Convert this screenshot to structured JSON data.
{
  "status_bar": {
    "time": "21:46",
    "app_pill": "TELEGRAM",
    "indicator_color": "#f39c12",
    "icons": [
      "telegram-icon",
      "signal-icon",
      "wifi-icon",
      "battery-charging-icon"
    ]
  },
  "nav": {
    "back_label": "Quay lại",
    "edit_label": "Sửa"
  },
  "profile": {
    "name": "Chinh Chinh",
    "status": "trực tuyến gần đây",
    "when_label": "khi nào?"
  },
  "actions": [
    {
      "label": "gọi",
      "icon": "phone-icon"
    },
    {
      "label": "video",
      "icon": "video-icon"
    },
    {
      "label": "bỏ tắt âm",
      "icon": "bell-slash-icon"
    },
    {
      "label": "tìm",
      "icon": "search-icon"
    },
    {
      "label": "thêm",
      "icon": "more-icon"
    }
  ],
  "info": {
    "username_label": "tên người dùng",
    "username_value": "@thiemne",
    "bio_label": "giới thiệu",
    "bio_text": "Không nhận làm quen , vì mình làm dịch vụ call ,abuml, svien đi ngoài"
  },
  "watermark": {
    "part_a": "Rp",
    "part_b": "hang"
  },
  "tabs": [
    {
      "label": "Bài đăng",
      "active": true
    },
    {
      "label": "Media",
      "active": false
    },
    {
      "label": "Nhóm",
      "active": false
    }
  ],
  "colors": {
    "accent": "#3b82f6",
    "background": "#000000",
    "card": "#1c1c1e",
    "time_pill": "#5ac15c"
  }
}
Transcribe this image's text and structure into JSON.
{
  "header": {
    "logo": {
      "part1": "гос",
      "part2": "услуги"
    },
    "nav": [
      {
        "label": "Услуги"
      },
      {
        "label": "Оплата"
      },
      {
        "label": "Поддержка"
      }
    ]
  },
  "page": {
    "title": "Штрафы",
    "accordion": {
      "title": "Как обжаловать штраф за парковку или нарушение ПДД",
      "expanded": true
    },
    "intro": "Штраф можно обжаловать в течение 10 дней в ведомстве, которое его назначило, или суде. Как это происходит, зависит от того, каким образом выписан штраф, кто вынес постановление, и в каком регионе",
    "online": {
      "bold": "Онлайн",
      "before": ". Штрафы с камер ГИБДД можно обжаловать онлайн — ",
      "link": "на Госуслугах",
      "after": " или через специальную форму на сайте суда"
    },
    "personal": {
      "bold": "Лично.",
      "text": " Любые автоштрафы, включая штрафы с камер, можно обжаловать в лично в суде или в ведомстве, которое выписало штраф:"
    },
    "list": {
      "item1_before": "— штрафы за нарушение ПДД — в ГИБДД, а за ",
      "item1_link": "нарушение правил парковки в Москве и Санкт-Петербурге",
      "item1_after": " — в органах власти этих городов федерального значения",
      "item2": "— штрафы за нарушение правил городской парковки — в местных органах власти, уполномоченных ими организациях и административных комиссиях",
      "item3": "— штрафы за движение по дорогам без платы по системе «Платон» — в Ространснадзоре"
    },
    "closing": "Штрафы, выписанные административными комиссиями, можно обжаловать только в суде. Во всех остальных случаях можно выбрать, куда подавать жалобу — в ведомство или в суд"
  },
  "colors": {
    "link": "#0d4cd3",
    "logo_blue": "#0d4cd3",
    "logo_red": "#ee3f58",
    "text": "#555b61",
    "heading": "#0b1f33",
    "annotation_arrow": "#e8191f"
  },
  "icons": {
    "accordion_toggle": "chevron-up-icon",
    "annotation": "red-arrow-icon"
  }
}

┄┄┄┄┄┄

_What is needed_
Repeat the data in its entirety, character for character.

_Completed task_
Convert this screenshot to structured JSON data.
{
  "status_bar": {
    "time": "21:46",
    "app_pill": "TELEGRAM",
    "indicator_color": "#f39c12",
    "icons": [
      "telegram-icon",
      "signal-icon",
      "wifi-icon",
      "battery-charging-icon"
    ]
  },
  "nav": {
    "back_label": "Quay lại",
    "edit_label": "Sửa"
  },
  "profile": {
    "name": "Chinh Chinh",
    "status": "trực tuyến gần đây",
    "when_label": "khi nào?"
  },
  "actions": [
    {
      "label": "gọi",
      "icon": "phone-icon"
    },
    {
      "label": "video",
      "icon": "video-icon"
    },
    {
      "label": "bỏ tắt âm",
      "icon": "bell-slash-icon"
    },
    {
      "label": "tìm",
      "icon": "search-icon"
    },
    {
      "label": "thêm",
      "icon": "more-icon"
    }
  ],
  "info": {
    "username_label": "tên người dùng",
    "username_value": "@thiemne",
    "bio_label": "giới thiệu",
    "bio_text": "Không nhận làm quen , vì mình làm dịch vụ call ,abuml, svien đi ngoài"
  },
  "watermark": {
    "part_a": "Rp",
    "part_b": "hang"
  },
  "tabs": [
    {
      "label": "Bài đăng",
      "active": true
    },
    {
      "label": "Media",
      "active": false
    },
    {
      "label": "Nhóm",
      "active": false
    }
  ],
  "colors": {
    "accent": "#3b82f6",
    "background": "#000000",
    "card": "#1c1c1e",
    "time_pill": "#5ac15c"
  }
}
Transcribe this image's text and structure into JSON.
{
  "header": {
    "logo": {
      "part1": "гос",
      "part2": "услуги"
    },
    "nav": [
      {
        "label": "Услуги"
      },
      {
        "label": "Оплата"
      },
      {
        "label": "Поддержка"
      }
    ]
  },
  "page": {
    "title": "Штрафы",
    "accordion": {
      "title": "Как обжаловать штраф за парковку или нарушение ПДД",
      "expanded": true
    },
    "intro": "Штраф можно обжаловать в течение 10 дней в ведомстве, которое его назначило, или суде. Как это происходит, зависит от того, каким образом выписан штраф, кто вынес постановление, и в каком регионе",
    "online": {
      "bold": "Онлайн",
      "before": ". Штрафы с камер ГИБДД можно обжаловать онлайн — ",
      "link": "на Госуслугах",
      "after": " или через специальную форму на сайте суда"
    },
    "personal": {
      "bold": "Лично.",
      "text": " Любые автоштрафы, включая штрафы с камер, можно обжаловать в лично в суде или в ведомстве, которое выписало штраф:"
    },
    "list": {
      "item1_before": "— штрафы за нарушение ПДД — в ГИБДД, а за ",
      "item1_link": "нарушение правил парковки в Москве и Санкт-Петербурге",
      "item1_after": " — в органах власти этих городов федерального значения",
      "item2": "— штрафы за нарушение правил городской парковки — в местных органах власти, уполномоченных ими организациях и административных комиссиях",
      "item3": "— штрафы за движение по дорогам без платы по системе «Платон» — в Ространснадзоре"
    },
    "closing": "Штрафы, выписанные административными комиссиями, можно обжаловать только в суде. Во всех остальных случаях можно выбрать, куда подавать жалобу — в ведомство или в суд"
  },
  "colors": {
    "link": "#0d4cd3",
    "logo_blue": "#0d4cd3",
    "logo_red": "#ee3f58",
    "text": "#555b61",
    "heading": "#0b1f33",
    "annotation_arrow": "#e8191f"
  },
  "icons": {
    "accordion_toggle": "chevron-up-icon",
    "annotation": "red-arrow-icon"
  }
}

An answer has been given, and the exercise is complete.